Task goal: Identify the lines that contain the string "Alkio" and copy all of them.

--*--

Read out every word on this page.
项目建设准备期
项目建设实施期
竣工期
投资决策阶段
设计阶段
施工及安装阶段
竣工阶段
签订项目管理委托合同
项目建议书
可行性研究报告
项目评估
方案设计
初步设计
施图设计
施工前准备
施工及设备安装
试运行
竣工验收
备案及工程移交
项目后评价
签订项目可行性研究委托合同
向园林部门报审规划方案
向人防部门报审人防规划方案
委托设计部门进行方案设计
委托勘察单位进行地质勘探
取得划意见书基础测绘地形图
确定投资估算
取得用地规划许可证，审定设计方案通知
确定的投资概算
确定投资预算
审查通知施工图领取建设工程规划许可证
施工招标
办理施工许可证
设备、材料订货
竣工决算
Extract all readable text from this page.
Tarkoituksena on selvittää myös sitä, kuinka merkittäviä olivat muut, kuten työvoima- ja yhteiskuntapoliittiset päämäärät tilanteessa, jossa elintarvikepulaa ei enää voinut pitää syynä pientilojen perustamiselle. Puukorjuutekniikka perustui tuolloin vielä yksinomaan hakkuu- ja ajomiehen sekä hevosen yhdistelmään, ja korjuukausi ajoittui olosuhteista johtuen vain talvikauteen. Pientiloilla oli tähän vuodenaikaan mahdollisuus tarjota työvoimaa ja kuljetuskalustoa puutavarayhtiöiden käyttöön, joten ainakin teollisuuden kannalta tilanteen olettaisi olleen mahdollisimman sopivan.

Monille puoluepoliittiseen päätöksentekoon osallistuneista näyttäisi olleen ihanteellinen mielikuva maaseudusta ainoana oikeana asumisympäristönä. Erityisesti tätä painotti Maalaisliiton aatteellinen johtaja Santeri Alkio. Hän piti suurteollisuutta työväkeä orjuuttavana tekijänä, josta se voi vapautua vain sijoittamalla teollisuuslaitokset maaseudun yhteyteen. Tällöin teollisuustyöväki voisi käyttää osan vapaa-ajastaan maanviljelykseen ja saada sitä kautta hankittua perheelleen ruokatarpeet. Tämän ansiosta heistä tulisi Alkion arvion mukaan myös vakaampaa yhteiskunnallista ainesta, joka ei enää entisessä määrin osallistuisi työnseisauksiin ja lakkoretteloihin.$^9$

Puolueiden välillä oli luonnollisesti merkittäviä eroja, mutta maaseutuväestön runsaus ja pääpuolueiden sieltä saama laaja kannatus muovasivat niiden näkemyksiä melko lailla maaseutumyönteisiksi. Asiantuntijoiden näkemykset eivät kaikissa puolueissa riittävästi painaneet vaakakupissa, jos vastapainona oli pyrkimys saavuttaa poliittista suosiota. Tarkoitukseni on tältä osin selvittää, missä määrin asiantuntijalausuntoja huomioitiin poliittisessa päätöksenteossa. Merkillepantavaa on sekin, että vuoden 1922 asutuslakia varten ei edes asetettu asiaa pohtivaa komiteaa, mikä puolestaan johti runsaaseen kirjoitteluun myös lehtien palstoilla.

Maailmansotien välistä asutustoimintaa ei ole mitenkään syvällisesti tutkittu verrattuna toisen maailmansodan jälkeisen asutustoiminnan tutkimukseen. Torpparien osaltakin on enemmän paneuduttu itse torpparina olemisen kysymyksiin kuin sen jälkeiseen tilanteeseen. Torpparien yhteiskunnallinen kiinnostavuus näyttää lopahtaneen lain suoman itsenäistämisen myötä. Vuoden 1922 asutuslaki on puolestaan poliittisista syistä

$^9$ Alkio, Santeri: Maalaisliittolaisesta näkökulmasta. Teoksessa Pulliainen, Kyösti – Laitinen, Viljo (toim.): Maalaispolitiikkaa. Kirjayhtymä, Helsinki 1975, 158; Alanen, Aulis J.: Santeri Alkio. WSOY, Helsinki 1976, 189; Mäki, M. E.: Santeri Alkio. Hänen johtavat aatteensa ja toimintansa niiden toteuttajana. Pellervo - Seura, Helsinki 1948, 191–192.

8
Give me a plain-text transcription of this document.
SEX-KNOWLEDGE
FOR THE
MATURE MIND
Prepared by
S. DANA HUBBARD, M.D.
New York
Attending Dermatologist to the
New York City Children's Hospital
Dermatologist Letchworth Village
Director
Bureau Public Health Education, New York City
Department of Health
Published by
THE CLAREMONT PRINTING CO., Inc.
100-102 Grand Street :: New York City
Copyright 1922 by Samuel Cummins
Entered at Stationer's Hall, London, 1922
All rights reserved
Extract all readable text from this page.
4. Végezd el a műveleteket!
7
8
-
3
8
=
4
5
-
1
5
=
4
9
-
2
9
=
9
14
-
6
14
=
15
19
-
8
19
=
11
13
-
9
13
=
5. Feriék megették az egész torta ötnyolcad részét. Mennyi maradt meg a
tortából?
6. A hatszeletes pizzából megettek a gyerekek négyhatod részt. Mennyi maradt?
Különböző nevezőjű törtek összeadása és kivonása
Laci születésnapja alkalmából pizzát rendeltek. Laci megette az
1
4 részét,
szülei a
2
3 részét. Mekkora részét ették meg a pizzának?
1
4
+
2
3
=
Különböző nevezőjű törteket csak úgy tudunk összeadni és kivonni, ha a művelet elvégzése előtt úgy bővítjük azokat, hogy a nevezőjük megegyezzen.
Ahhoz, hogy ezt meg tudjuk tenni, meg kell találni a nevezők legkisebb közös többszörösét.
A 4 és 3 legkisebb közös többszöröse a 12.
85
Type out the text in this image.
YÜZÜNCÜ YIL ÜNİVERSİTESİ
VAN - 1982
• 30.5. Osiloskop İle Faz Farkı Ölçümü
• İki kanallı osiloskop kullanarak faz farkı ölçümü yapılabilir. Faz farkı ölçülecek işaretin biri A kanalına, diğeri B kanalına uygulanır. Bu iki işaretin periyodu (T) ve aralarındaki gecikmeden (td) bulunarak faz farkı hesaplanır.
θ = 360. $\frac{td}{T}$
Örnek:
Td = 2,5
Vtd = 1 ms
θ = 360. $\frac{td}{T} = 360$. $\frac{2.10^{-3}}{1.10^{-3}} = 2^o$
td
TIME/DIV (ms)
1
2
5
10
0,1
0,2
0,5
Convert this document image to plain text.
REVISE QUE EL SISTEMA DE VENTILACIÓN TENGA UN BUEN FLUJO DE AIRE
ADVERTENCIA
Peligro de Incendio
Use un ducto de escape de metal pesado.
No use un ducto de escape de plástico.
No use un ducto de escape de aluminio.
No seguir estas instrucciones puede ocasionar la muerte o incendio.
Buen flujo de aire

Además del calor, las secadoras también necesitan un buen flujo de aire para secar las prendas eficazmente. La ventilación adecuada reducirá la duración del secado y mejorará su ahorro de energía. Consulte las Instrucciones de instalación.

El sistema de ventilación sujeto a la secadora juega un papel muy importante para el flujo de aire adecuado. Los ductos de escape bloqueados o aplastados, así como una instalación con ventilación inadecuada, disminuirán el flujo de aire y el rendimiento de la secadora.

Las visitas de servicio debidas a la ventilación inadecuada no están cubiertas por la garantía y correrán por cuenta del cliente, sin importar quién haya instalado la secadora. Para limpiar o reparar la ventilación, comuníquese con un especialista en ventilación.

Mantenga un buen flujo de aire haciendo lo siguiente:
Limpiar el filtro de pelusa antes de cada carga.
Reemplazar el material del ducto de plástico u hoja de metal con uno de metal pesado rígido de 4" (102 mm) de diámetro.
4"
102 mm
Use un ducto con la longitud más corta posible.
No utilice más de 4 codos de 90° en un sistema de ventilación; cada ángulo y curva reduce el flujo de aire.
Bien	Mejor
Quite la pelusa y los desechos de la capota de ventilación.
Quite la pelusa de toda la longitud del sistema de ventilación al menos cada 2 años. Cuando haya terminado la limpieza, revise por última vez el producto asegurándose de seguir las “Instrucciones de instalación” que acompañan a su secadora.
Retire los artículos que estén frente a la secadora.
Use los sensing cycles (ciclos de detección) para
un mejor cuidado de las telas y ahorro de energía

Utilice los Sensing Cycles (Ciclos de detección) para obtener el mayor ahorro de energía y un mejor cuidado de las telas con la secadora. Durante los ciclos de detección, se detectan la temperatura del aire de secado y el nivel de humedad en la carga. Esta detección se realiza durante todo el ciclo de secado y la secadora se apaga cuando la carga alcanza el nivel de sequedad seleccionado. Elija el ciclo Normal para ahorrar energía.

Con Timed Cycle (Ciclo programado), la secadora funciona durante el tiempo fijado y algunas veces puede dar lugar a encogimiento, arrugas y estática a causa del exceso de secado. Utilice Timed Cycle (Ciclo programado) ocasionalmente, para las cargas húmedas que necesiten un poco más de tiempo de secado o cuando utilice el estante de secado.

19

--*--

Answer for the task:
Monille puoluepoliittiseen päätöksentekoon osallistuneista näyttäisi olleen ihanteellinen mielikuva maaseudusta ainoana oikeana asumisympäristönä. Erityisesti tätä painotti Maalaisliiton aatteellinen johtaja Santeri Alkio. Hän piti suurteollisuutta työväkeä orjuuttavana tekijänä, josta se voi vapautua vain sijoittamalla teollisuuslaitokset maaseudun yhteyteen. Tällöin teollisuustyöväki voisi käyttää osan vapaa-ajastaan maanviljelykseen ja saada sitä kautta hankittua perheelleen ruokatarpeet. Tämän ansiosta heistä tulisi Alkion arvion mukaan myös vakaampaa yhteiskunnallista ainesta, joka ei enää entisessä määrin osallistuisi työnseisauksiin ja lakkoretteloihin.$^9$
$^9$ Alkio, Santeri: Maalaisliittolaisesta näkökulmasta. Teoksessa Pulliainen, Kyösti – Laitinen, Viljo (toim.): Maalaispolitiikkaa. Kirjayhtymä, Helsinki 1975, 158; Alanen, Aulis J.: Santeri Alkio. WSOY, Helsinki 1976, 189; Mäki, M. E.: Santeri Alkio. Hänen johtavat aatteensa ja toimintansa niiden toteuttajana. Pellervo - Seura, Helsinki 1948, 191–192.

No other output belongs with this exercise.